TASK:
Collect each line of the records containing the string "Frame".

Data entries
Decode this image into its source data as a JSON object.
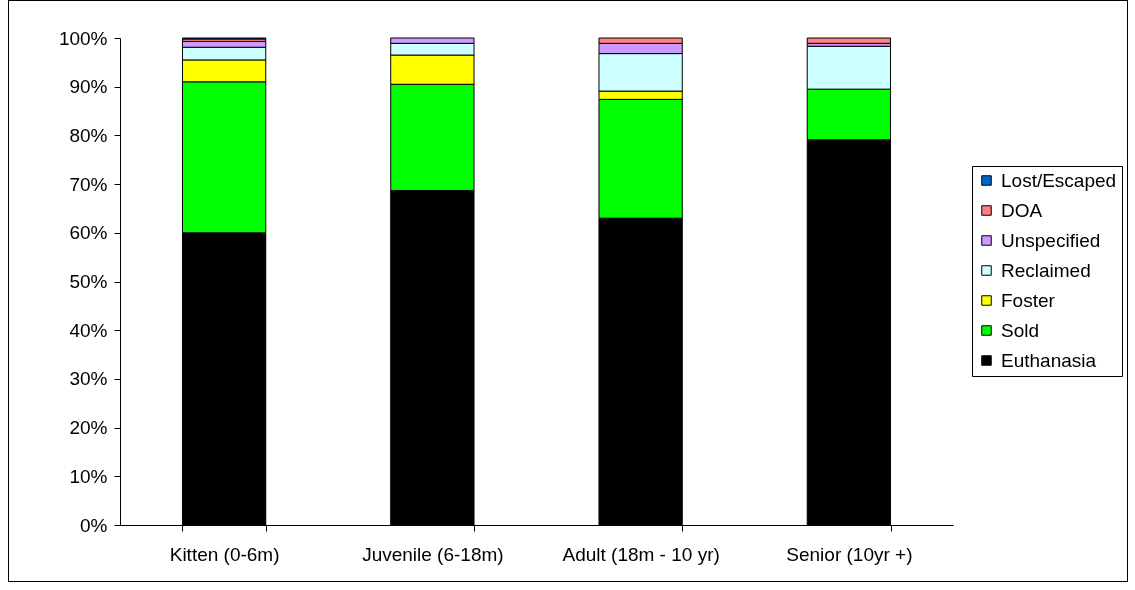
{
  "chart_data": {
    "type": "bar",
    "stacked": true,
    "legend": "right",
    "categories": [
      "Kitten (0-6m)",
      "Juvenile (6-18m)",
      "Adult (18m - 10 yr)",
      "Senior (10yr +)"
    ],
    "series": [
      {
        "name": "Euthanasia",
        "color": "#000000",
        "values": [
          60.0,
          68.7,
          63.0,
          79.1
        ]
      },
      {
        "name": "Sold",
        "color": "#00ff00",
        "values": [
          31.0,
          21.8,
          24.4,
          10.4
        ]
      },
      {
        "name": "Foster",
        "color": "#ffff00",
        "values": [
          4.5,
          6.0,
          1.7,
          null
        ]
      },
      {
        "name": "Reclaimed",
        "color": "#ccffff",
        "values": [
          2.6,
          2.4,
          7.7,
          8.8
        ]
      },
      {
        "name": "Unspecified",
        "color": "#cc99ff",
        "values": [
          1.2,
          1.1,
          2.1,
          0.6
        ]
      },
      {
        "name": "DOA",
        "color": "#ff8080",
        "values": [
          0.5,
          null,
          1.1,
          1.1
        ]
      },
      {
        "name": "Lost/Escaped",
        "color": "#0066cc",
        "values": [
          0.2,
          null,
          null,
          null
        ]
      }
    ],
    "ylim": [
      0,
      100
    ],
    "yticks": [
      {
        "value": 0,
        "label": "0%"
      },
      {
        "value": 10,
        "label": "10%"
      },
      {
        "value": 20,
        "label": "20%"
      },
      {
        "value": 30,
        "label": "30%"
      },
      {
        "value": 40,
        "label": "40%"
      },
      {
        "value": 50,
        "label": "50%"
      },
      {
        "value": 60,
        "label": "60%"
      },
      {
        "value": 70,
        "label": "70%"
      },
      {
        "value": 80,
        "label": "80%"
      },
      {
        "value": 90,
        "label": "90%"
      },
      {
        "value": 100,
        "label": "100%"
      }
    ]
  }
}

--

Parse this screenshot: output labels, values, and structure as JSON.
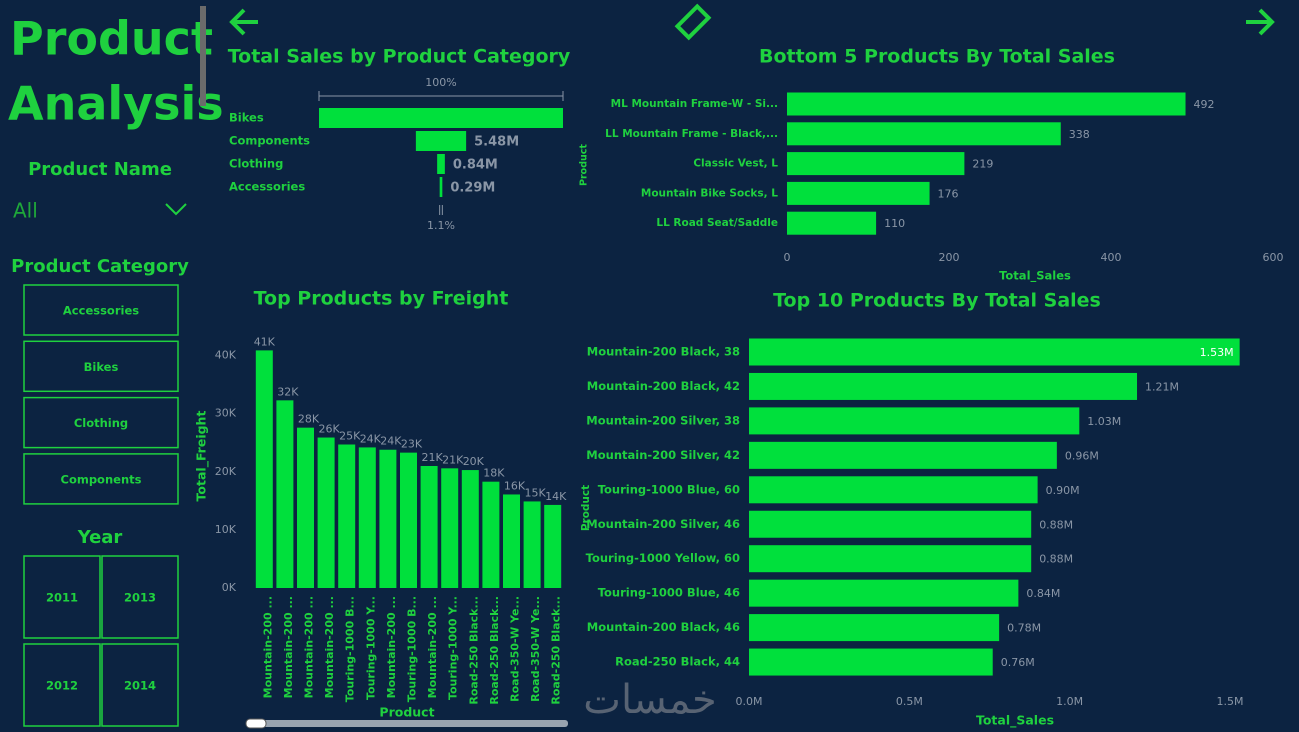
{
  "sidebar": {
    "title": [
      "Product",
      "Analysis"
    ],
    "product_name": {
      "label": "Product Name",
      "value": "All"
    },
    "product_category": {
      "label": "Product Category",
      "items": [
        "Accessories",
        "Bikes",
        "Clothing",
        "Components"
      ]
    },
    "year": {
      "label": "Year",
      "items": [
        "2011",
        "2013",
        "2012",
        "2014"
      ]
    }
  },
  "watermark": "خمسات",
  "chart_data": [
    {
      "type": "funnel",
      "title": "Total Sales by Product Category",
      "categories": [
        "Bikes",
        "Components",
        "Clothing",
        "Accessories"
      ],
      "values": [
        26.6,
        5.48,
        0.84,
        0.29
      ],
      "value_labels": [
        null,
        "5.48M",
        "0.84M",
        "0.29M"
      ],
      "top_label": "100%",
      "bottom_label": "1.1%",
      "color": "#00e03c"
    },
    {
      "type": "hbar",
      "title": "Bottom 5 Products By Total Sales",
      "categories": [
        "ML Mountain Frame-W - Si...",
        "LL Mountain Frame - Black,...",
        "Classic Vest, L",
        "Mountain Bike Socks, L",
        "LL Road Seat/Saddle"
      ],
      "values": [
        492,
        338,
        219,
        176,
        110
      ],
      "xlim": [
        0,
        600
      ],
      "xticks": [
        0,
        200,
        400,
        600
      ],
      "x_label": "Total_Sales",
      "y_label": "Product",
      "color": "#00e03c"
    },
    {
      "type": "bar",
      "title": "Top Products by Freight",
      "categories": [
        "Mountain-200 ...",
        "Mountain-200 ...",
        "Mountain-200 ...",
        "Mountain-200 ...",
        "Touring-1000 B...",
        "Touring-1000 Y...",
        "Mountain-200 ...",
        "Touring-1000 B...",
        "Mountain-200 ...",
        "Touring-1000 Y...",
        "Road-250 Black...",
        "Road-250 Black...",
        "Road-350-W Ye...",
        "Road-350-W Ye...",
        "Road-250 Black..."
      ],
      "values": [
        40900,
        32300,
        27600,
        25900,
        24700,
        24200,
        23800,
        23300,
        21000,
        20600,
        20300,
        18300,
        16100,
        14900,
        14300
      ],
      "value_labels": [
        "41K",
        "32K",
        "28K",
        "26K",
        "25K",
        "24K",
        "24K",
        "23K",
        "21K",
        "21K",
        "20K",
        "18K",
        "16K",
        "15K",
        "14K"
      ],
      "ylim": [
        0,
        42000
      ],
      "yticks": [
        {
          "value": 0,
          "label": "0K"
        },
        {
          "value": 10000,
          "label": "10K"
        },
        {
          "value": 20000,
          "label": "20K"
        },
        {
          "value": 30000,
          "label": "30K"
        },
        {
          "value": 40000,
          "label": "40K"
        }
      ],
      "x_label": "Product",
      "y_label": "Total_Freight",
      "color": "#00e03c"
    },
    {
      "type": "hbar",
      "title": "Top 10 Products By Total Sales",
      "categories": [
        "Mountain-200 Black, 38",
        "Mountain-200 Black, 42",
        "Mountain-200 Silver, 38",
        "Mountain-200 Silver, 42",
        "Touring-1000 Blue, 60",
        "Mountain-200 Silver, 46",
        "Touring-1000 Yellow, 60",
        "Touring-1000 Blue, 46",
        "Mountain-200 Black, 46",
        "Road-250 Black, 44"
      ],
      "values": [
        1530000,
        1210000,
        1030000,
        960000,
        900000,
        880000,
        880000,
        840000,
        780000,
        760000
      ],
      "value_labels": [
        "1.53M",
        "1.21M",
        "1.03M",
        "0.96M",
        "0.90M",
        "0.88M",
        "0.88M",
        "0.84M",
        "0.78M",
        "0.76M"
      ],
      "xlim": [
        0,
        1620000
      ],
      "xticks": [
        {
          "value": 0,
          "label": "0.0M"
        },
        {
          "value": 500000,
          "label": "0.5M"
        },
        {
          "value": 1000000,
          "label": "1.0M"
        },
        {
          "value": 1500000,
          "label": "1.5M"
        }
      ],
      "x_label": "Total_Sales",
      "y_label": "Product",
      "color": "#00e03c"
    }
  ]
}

---

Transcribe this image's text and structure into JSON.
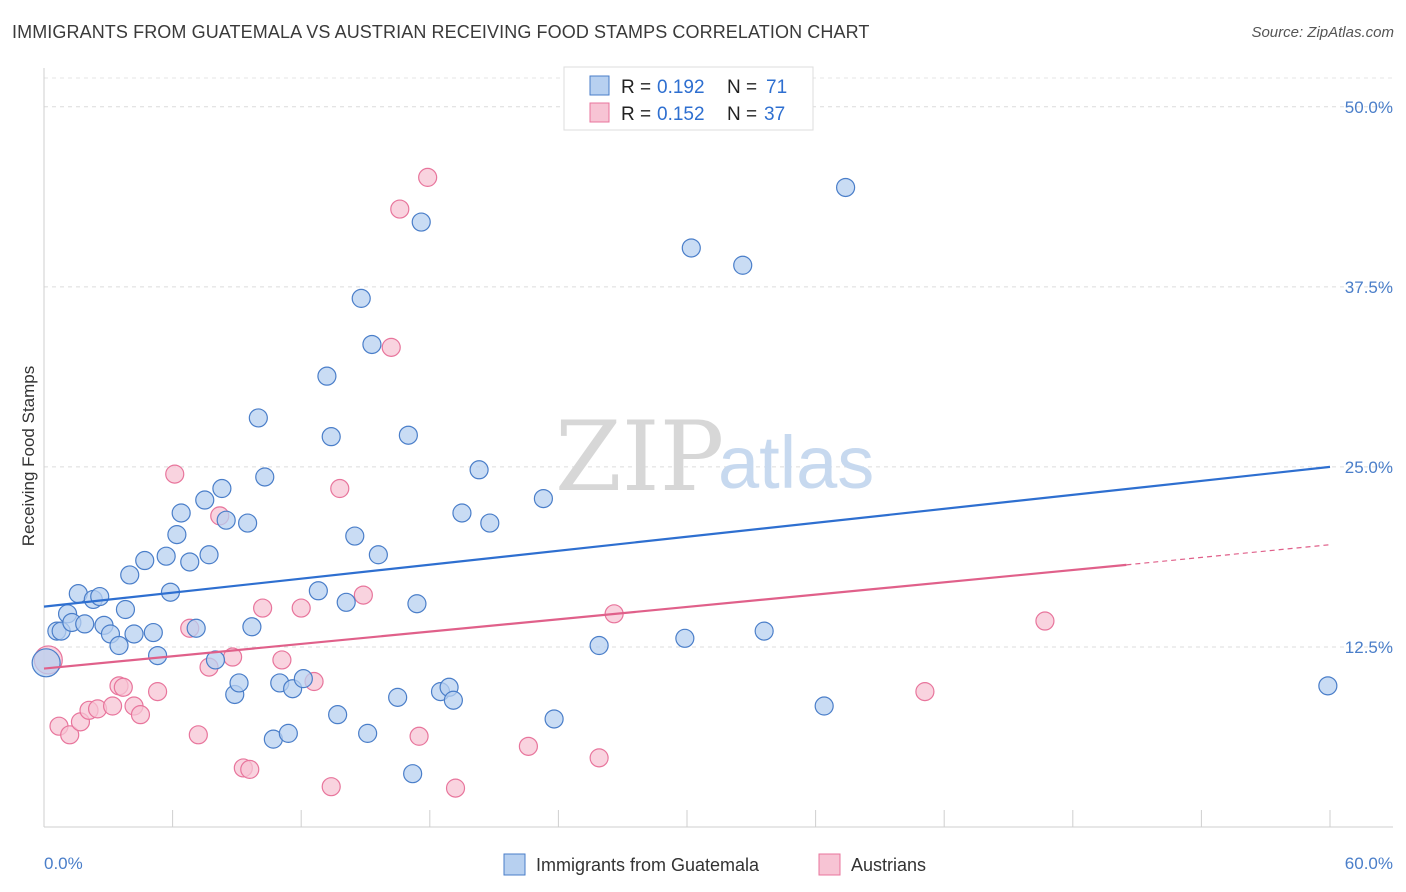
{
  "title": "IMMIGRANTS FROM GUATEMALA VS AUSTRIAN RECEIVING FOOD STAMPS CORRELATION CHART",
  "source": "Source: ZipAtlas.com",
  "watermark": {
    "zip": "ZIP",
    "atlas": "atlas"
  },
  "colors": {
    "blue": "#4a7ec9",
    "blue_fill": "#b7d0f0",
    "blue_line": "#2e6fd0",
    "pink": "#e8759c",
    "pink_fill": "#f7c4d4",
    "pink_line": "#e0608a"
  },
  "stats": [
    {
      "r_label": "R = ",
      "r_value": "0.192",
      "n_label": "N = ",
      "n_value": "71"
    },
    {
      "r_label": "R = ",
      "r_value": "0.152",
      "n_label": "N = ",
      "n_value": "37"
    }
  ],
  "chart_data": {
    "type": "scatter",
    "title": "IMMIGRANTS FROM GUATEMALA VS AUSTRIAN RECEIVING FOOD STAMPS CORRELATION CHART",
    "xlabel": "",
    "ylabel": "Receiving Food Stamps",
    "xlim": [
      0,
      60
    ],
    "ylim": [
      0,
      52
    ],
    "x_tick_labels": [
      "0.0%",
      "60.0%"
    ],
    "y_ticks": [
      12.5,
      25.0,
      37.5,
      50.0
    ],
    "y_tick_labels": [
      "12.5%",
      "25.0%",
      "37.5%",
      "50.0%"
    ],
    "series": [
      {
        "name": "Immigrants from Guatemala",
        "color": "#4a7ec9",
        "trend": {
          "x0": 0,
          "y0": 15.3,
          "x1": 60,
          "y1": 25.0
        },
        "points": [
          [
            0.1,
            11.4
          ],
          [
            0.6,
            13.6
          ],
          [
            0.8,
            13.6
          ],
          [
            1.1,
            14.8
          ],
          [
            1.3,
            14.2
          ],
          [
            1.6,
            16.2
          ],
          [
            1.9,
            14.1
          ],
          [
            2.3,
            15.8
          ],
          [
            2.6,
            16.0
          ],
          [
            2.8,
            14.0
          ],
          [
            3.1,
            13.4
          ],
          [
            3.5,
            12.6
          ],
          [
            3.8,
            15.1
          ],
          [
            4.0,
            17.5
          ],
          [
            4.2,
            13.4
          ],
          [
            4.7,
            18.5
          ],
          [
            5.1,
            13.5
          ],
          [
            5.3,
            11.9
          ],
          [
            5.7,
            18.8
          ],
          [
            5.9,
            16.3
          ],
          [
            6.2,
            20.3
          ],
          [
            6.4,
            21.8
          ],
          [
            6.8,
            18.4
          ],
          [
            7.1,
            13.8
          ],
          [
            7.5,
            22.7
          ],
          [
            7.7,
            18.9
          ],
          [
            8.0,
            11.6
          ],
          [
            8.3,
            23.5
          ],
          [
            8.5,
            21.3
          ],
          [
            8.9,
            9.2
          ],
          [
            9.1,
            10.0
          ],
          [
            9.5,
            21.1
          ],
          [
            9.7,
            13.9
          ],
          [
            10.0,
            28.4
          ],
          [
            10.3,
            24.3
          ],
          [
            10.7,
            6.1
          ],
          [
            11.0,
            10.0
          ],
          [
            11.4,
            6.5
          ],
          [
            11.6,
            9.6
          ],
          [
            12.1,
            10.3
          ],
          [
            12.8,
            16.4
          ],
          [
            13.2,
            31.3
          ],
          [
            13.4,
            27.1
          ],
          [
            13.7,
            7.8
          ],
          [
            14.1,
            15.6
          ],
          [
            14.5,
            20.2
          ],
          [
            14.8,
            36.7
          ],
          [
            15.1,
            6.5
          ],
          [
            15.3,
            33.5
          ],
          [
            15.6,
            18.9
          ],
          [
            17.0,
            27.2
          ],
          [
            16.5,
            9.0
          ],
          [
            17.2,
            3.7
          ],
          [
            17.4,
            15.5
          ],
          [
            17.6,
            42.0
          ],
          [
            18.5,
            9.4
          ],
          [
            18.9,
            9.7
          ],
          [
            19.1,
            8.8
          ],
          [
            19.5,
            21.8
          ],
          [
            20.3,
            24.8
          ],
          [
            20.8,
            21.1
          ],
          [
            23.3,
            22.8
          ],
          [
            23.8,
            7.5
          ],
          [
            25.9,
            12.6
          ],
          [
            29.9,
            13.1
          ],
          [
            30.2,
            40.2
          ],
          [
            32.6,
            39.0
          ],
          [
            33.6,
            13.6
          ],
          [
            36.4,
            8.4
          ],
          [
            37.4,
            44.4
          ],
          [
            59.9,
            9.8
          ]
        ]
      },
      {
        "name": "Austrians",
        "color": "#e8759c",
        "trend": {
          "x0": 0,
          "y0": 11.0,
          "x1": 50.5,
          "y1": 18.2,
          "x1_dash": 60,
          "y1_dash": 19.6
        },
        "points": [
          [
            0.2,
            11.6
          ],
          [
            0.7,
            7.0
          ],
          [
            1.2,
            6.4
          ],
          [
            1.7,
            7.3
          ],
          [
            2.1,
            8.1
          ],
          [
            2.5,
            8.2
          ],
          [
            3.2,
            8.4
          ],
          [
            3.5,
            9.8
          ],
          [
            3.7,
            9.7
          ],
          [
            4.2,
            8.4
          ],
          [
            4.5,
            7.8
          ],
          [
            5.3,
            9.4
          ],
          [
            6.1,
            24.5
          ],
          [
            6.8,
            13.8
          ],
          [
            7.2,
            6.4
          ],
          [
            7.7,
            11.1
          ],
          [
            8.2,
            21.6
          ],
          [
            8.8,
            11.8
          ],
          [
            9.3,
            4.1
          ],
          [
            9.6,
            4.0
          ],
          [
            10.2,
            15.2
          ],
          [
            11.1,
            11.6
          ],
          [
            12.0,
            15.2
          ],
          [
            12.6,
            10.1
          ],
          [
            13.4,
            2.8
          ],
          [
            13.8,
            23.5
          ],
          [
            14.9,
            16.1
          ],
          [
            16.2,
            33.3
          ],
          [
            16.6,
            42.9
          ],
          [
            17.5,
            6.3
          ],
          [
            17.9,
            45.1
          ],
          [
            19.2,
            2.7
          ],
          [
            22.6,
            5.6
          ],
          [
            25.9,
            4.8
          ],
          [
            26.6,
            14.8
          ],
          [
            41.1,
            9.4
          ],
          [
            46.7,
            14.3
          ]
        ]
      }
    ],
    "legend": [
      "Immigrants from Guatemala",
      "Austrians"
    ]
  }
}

TASK ANSWER:
        "ML Mountain Frame-W - Si...",
        "LL Mountain Frame - Black,...",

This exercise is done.